INPUT DATA
○ ○ ○ ○ ○

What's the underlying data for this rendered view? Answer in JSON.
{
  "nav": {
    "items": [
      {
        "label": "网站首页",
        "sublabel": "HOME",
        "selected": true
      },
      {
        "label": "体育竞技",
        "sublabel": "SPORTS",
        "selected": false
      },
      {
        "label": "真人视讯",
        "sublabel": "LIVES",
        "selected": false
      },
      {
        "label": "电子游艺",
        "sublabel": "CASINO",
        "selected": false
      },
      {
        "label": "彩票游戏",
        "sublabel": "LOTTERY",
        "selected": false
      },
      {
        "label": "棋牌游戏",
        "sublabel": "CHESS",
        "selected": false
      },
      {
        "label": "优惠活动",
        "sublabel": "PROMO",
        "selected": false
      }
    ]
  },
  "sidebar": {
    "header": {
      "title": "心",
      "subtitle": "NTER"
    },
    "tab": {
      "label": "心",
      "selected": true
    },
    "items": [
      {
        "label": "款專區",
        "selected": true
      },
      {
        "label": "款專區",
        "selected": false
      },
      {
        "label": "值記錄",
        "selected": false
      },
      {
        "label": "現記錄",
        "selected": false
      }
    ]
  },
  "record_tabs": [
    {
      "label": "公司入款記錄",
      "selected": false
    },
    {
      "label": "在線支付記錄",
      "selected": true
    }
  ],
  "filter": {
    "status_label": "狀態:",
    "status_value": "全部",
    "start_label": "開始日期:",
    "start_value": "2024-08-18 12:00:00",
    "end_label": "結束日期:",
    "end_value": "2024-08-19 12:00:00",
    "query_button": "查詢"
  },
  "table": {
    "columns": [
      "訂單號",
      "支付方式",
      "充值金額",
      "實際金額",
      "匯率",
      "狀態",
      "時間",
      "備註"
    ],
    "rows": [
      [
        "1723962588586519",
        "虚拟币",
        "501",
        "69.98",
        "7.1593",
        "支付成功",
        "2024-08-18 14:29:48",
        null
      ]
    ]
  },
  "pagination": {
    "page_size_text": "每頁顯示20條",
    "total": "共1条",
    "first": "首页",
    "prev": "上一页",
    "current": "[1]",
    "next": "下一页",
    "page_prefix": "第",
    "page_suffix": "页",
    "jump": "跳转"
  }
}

○ ○ ○ ○ ○

Repeat the data verbatim.

RESULT OF THE TASK
What's the underlying data for this rendered view? Answer in JSON.
{
  "nav": {
    "items": [
      {
        "label": "网站首页",
        "sublabel": "HOME",
        "selected": true
      },
      {
        "label": "体育竞技",
        "sublabel": "SPORTS",
        "selected": false
      },
      {
        "label": "真人视讯",
        "sublabel": "LIVES",
        "selected": false
      },
      {
        "label": "电子游艺",
        "sublabel": "CASINO",
        "selected": false
      },
      {
        "label": "彩票游戏",
        "sublabel": "LOTTERY",
        "selected": false
      },
      {
        "label": "棋牌游戏",
        "sublabel": "CHESS",
        "selected": false
      },
      {
        "label": "优惠活动",
        "sublabel": "PROMO",
        "selected": false
      }
    ]
  },
  "sidebar": {
    "header": {
      "title": "心",
      "subtitle": "NTER"
    },
    "tab": {
      "label": "心",
      "selected": true
    },
    "items": [
      {
        "label": "款專區",
        "selected": true
      },
      {
        "label": "款專區",
        "selected": false
      },
      {
        "label": "值記錄",
        "selected": false
      },
      {
        "label": "現記錄",
        "selected": false
      }
    ]
  },
  "record_tabs": [
    {
      "label": "公司入款記錄",
      "selected": false
    },
    {
      "label": "在線支付記錄",
      "selected": true
    }
  ],
  "filter": {
    "status_label": "狀態:",
    "status_value": "全部",
    "start_label": "開始日期:",
    "start_value": "2024-08-18 12:00:00",
    "end_label": "結束日期:",
    "end_value": "2024-08-19 12:00:00",
    "query_button": "查詢"
  },
  "table": {
    "columns": [
      "訂單號",
      "支付方式",
      "充值金額",
      "實際金額",
      "匯率",
      "狀態",
      "時間",
      "備註"
    ],
    "rows": [
      [
        "1723962588586519",
        "虚拟币",
        "501",
        "69.98",
        "7.1593",
        "支付成功",
        "2024-08-18 14:29:48",
        null
      ]
    ]
  },
  "pagination": {
    "page_size_text": "每頁顯示20條",
    "total": "共1条",
    "first": "首页",
    "prev": "上一页",
    "current": "[1]",
    "next": "下一页",
    "page_prefix": "第",
    "page_suffix": "页",
    "jump": "跳转"
  }
}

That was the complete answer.